> EXERCISE DETAILS
Search the material for the string "JSON" and copy each line where it occurs.

> DATASET EXTRACT

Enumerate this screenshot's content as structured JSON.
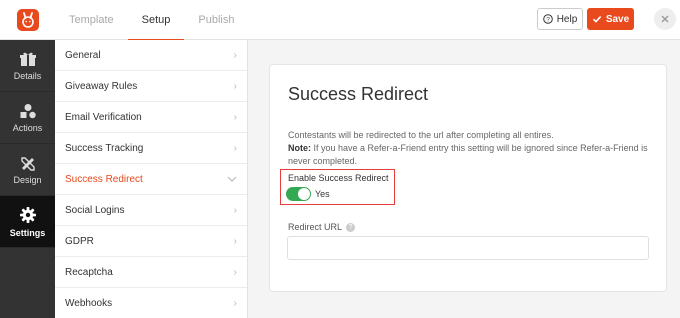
{
  "header": {
    "tabs": [
      {
        "label": "Template"
      },
      {
        "label": "Setup"
      },
      {
        "label": "Publish"
      }
    ],
    "help_label": "Help",
    "save_label": "Save",
    "accent_color": "#e8491d"
  },
  "leftnav": {
    "items": [
      {
        "label": "Details",
        "icon": "gift-icon"
      },
      {
        "label": "Actions",
        "icon": "shapes-icon"
      },
      {
        "label": "Design",
        "icon": "design-tools-icon"
      },
      {
        "label": "Settings",
        "icon": "gear-icon"
      }
    ]
  },
  "settings_menu": {
    "items": [
      {
        "label": "General"
      },
      {
        "label": "Giveaway Rules"
      },
      {
        "label": "Email Verification"
      },
      {
        "label": "Success Tracking"
      },
      {
        "label": "Success Redirect"
      },
      {
        "label": "Social Logins"
      },
      {
        "label": "GDPR"
      },
      {
        "label": "Recaptcha"
      },
      {
        "label": "Webhooks"
      }
    ]
  },
  "panel": {
    "title": "Success Redirect",
    "description": "Contestants will be redirected to the url after completing all entires.",
    "note_label": "Note:",
    "note_text": " If you have a Refer-a-Friend entry this setting will be ignored since Refer-a-Friend is never completed.",
    "toggle_label": "Enable Success Redirect",
    "toggle_value": "Yes",
    "toggle_on_color": "#34a853",
    "redirect_url_label": "Redirect URL",
    "redirect_url_value": ""
  }
}
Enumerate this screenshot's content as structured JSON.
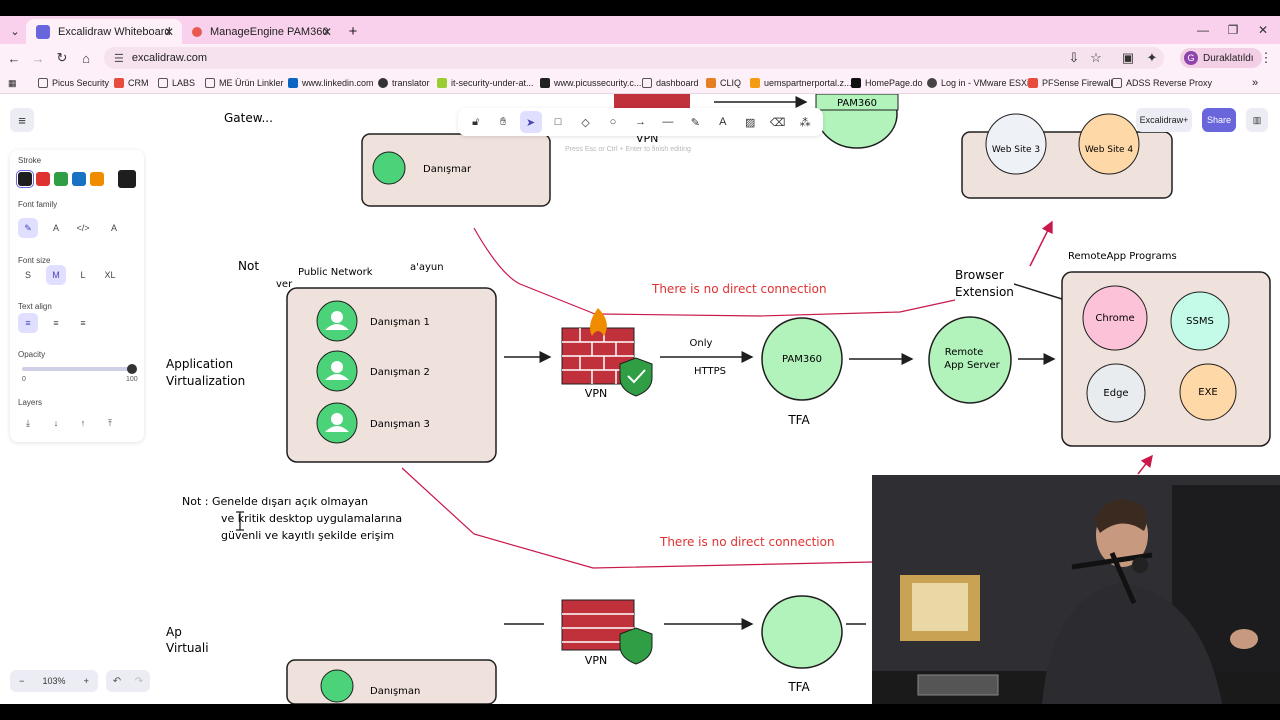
{
  "browser": {
    "tabs": [
      {
        "title": "Excalidraw Whiteboard",
        "active": true
      },
      {
        "title": "ManageEngine PAM360",
        "active": false
      }
    ],
    "url": "excalidraw.com",
    "profile_initial": "G",
    "profile_name": "Duraklatıldı",
    "bookmarks": [
      "Picus Security",
      "CRM",
      "LABS",
      "ME Ürün Linkler",
      "www.linkedin.com",
      "translator",
      "it-security-under-at...",
      "www.picussecurity.c...",
      "dashboard",
      "CLIQ",
      "uemspartnerportal.z...",
      "HomePage.do",
      "Log in - VMware ESXi",
      "PFSense Firewall",
      "ADSS Reverse Proxy"
    ]
  },
  "excalidraw": {
    "hint": "Press Esc or Ctrl + Enter to finish editing",
    "top_right": {
      "plus_label": "Excalidraw+",
      "share_label": "Share"
    },
    "properties": {
      "stroke_label": "Stroke",
      "stroke_colors": [
        "#1e1e1e",
        "#e03131",
        "#2f9e44",
        "#1971c2",
        "#f08c00"
      ],
      "current_stroke": "#1e1e1e",
      "font_family_label": "Font family",
      "font_size_label": "Font size",
      "font_sizes": [
        "S",
        "M",
        "L",
        "XL"
      ],
      "text_align_label": "Text align",
      "opacity_label": "Opacity",
      "opacity_min": "0",
      "opacity_max": "100",
      "layers_label": "Layers"
    },
    "zoom": "103%"
  },
  "diagram": {
    "top_left_fragment": "Gatew...",
    "top_partial_labels": {
      "pam360": "PAM360",
      "vpn": "VPN",
      "danisman": "Danışmar",
      "web_site_3": "Web Site 3",
      "web_site_4": "Web Site 4"
    },
    "note_fragment_1": "Not",
    "note_fragment_2": "ver",
    "note_fragment_3": "a'ayun",
    "public_network": "Public Network",
    "app_virtualization": "Application Virtualization",
    "consultants": [
      "Danışman 1",
      "Danışman 2",
      "Danışman 3"
    ],
    "vpn_label": "VPN",
    "only_label": "Only",
    "https_label": "HTTPS",
    "pam360_label": "PAM360",
    "tfa_label": "TFA",
    "remote_app_server": "Remote App Server",
    "browser_extension": "Browser Extension",
    "remoteapp_programs": "RemoteApp Programs",
    "programs": [
      "Chrome",
      "SSMS",
      "Edge",
      "EXE"
    ],
    "no_direct_top": "There is no direct connection",
    "no_direct_bottom": "There is no direct connection",
    "note_bottom_line1": "Not : Genelde dışarı açık olmayan",
    "note_bottom_line2": "ve kritik desktop uygulamalarına",
    "note_bottom_line3": "güvenli ve kayıtlı şekilde erişim",
    "bottom_app_virtualization": "Application Virtualization",
    "bottom_vpn": "VPN",
    "bottom_tfa": "TFA",
    "bottom_danisman": "Danışman"
  }
}
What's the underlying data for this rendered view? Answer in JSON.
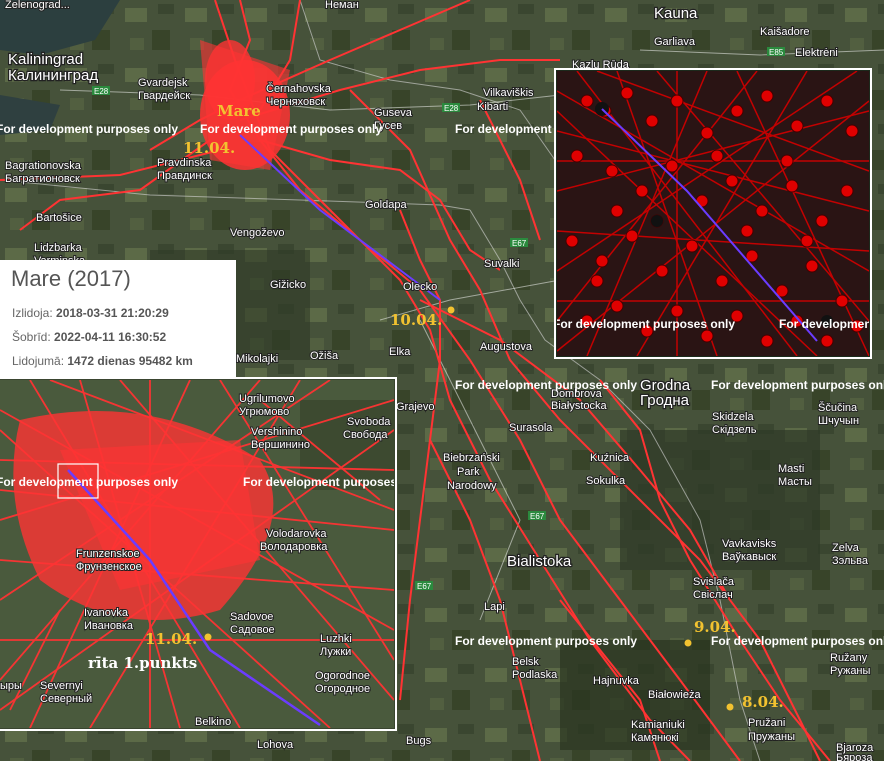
{
  "panel": {
    "title": "Mare (2017)",
    "released_label": "Izlidoja:",
    "released_value": "2018-03-31 21:20:29",
    "today_label": "Šobrīd:",
    "today_value": "2022-04-11 16:30:52",
    "flying_label": "Lidojumā:",
    "flying_value": "1472 dienas 95482 km"
  },
  "watermark": "For development purposes only",
  "bird_name": "Mare",
  "date_labels": {
    "d11": "11.04.",
    "d10": "10.04.",
    "d9": "9.04.",
    "d8": "8.04.",
    "inset_d11": "11.04.",
    "inset_note": "rīta 1.punkts"
  },
  "places": {
    "zelenogradsk": "Zelenograd...",
    "kaliningrad_lat": "Kaliningrad",
    "kaliningrad_ru": "Калининград",
    "gvardejsk_lat": "Gvardejsk",
    "gvardejsk_ru": "Гвардейск",
    "cernahovska_lat": "Černahovska",
    "cernahovska_ru": "Черняховск",
    "neman": "Неман",
    "kauna": "Kauna",
    "kaisadore": "Kaišadore",
    "elektreni": "Elektrėni",
    "garliava": "Garliava",
    "kazlu_ruda": "Kazlu Rūda",
    "vilkaviskis": "Vilkaviškis",
    "kibarti": "Kibarti",
    "guseva_lat": "Guseva",
    "guseva_ru": "Гусев",
    "bagrationovska_lat": "Bagrationovska",
    "bagrationovska_ru": "Багратионовск",
    "pravdinska_lat": "Pravdinska",
    "pravdinska_ru": "Правдинск",
    "bartosice": "Bartošice",
    "lidzbarka": "Lidzbarka",
    "lidzbarka2": "Varmiņska",
    "vengozevo": "Vengoževo",
    "goldapa": "Goldapa",
    "suvalki": "Suvalki",
    "gizicko": "Gižicko",
    "olecko": "Olecko",
    "augustova": "Augustova",
    "elka": "Elka",
    "mikolajki": "Mikolajki",
    "ozisa": "Ožiša",
    "grajevo": "Grajevo",
    "dombrova_lat": "Dombrova",
    "dombrova_pl": "Białystocka",
    "grodna_lat": "Grodna",
    "grodna_ru": "Гродна",
    "skidzela_lat": "Skidzela",
    "skidzela_ru": "Скідзель",
    "scucina_lat": "Ščučina",
    "scucina_ru": "Шчучын",
    "kuznica": "Kuźnica",
    "sokulka": "Sokulka",
    "biebrzanski": "Biebrzański",
    "park": "Park",
    "narodowy": "Narodowy",
    "surazola": "Surasola",
    "bialistoka": "Bialistoka",
    "masti_lat": "Masti",
    "masti_ru": "Масты",
    "vavkaviska_lat": "Vavkavisks",
    "vavkaviska_ru": "Ваўкавыск",
    "zelva_lat": "Zelva",
    "zelva_ru": "Зэльва",
    "svislaca_lat": "Svislača",
    "svislaca_ru": "Свіслач",
    "lapi": "Lapi",
    "belsk_lat": "Belsk",
    "belsk_pl": "Podlaska",
    "hajnuvka": "Hajnuvka",
    "bialowieza": "Białowieża",
    "ruzany_lat": "Ružany",
    "ruzany_ru": "Ружаны",
    "kamianiuki_lat": "Kamianiuki",
    "kamianiuki_ru": "Камянюкі",
    "pruzani_lat": "Pružani",
    "pruzani_ru": "Пружаны",
    "bjaroza_lat": "Bjaroza",
    "bjaroza_ru": "Бяроза",
    "lohova": "Lohova",
    "bugs": "Bugs"
  },
  "inset_places": {
    "ugrilumovo_lat": "Ugrilumovo",
    "ugrilumovo_ru": "Угрюмово",
    "svoboda_lat": "Svoboda",
    "svoboda_ru": "Свобода",
    "vershinino_lat": "Vershinino",
    "vershinino_ru": "Вершинино",
    "frunzenskoe_lat": "Frunzenskoe",
    "frunzenskoe_ru": "Фрунзенское",
    "volodarovka_lat": "Volodarovka",
    "volodarovka_ru": "Володаровка",
    "ivanovka_lat": "Ivanovka",
    "ivanovka_ru": "Ивановка",
    "sadovoe_lat": "Sadovoe",
    "sadovoe_ru": "Садовое",
    "luzhki_lat": "Luzhki",
    "luzhki_ru": "Лужки",
    "ogorodnoe_lat": "Ogorodnoe",
    "ogorodnoe_ru": "Огородное",
    "severnyi_lat": "Severnyi",
    "severnyi_ru": "Северный",
    "belkino": "Belkino",
    "ryb": "ыры"
  },
  "roads": {
    "e28a": "E28",
    "e28b": "E28",
    "e85": "E85",
    "e67a": "E67",
    "e67b": "E67",
    "e67c": "E67"
  },
  "colors": {
    "track": "#ff3333",
    "route": "#6b3cff",
    "marker": "#f2c230",
    "inset_track": "#cc0000"
  }
}
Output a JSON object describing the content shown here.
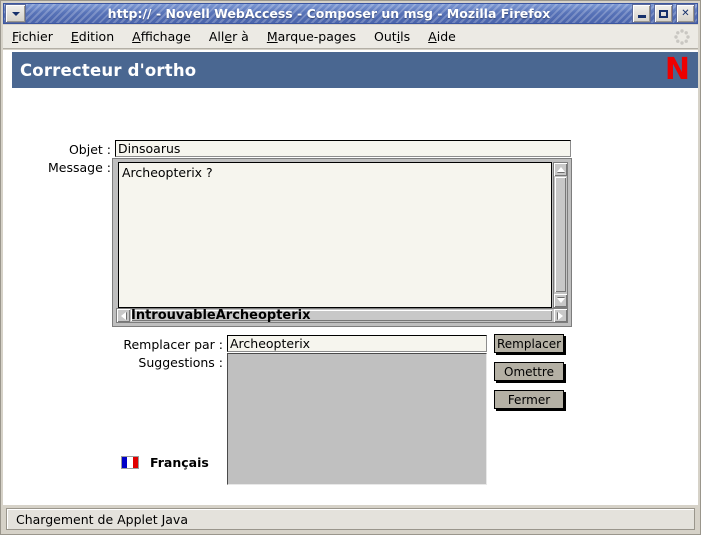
{
  "window": {
    "title": "http://                           - Novell WebAccess - Composer un msg - Mozilla Firefox",
    "system_menu_icon": "chevron-down-icon",
    "minimize_label": "_",
    "maximize_label": "□",
    "close_label": "✕"
  },
  "menubar": {
    "items": [
      {
        "pre": "",
        "accel": "F",
        "post": "ichier"
      },
      {
        "pre": "",
        "accel": "E",
        "post": "dition"
      },
      {
        "pre": "",
        "accel": "A",
        "post": "ffichage"
      },
      {
        "pre": "All",
        "accel": "e",
        "post": "r à"
      },
      {
        "pre": "",
        "accel": "M",
        "post": "arque-pages"
      },
      {
        "pre": "Out",
        "accel": "i",
        "post": "ls"
      },
      {
        "pre": "",
        "accel": "A",
        "post": "ide"
      }
    ],
    "throbber_icon": "throbber-icon"
  },
  "banner": {
    "title": "Correcteur d'ortho",
    "logo_text": "N",
    "logo_icon": "novell-n-logo",
    "bg_color": "#4a6791",
    "logo_color": "#ee0000"
  },
  "form": {
    "objet_label": "Objet :",
    "objet_value": "Dinsoarus",
    "objet_placeholder": "",
    "message_label": "Message :",
    "message_value": "Archeopterix ?",
    "message_placeholder": "",
    "misspelled_word": "IntrouvableArcheopterix",
    "replace_label": "Remplacer par :",
    "replace_value": "Archeopterix",
    "replace_placeholder": "",
    "suggestions_label": "Suggestions :",
    "suggestions": []
  },
  "buttons": {
    "replace": "Remplacer",
    "skip": "Omettre",
    "close": "Fermer"
  },
  "language": {
    "flag_icon": "france-flag-icon",
    "label": "Français"
  },
  "statusbar": {
    "text": "Chargement de Applet Java"
  }
}
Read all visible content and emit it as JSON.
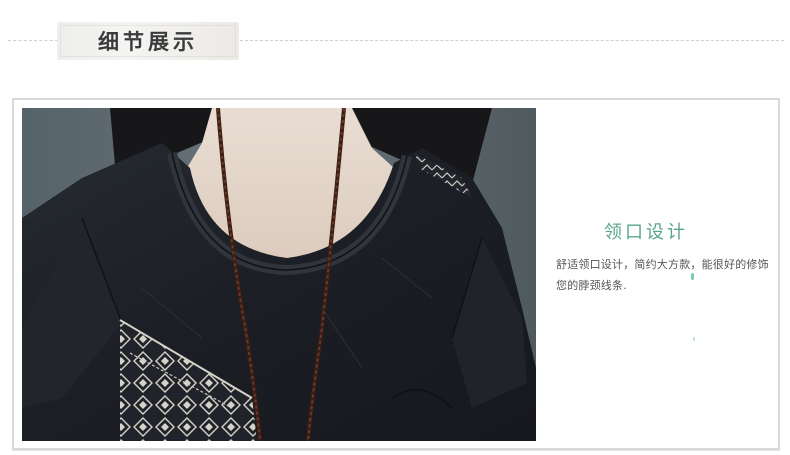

> FINISHED EXERCISE
Enumerate this screenshot's content as structured JSON.
Enumerate this screenshot's content as structured JSON.
What's the underlying data for this rendered view? Answer in JSON.
Output a JSON object describing the content shown here.
Read all visible content and emit it as JSON.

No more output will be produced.